◆ Short problem ◆
Locate the string "свой" in the listing below. Copy every line where it is found.

((

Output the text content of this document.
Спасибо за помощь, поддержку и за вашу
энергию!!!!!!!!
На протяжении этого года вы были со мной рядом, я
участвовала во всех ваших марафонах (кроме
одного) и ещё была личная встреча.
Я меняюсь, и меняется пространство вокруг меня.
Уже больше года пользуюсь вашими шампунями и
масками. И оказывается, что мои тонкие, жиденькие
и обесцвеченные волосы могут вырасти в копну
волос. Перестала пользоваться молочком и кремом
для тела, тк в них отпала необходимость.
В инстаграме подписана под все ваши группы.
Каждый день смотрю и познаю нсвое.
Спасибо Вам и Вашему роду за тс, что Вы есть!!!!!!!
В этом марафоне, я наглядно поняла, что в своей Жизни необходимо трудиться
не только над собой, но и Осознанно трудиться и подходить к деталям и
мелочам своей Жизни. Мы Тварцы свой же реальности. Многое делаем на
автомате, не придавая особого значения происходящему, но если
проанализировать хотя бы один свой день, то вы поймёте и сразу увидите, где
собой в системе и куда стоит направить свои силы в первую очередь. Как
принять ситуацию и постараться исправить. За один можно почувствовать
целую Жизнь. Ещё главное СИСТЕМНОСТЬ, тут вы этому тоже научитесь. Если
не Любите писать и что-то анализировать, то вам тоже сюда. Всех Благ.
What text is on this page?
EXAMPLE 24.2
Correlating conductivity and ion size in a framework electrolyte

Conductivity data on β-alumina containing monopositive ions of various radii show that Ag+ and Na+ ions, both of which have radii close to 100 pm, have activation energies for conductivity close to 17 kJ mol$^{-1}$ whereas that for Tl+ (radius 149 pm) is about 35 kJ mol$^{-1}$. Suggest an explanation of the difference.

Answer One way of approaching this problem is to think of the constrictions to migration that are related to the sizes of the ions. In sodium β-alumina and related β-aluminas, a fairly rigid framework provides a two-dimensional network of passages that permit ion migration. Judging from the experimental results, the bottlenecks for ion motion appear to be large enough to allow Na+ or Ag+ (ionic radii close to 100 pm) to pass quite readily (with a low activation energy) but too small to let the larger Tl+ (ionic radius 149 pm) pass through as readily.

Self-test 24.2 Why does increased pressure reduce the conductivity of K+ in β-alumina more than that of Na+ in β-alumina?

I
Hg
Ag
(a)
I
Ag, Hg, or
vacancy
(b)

))

◆ Right answer ◆
мелочам своей Жизни. Мы Тварцы свой же реальности. Многое делаем на
проанализировать хотя бы один свой день, то вы поймёте и сразу увидите, где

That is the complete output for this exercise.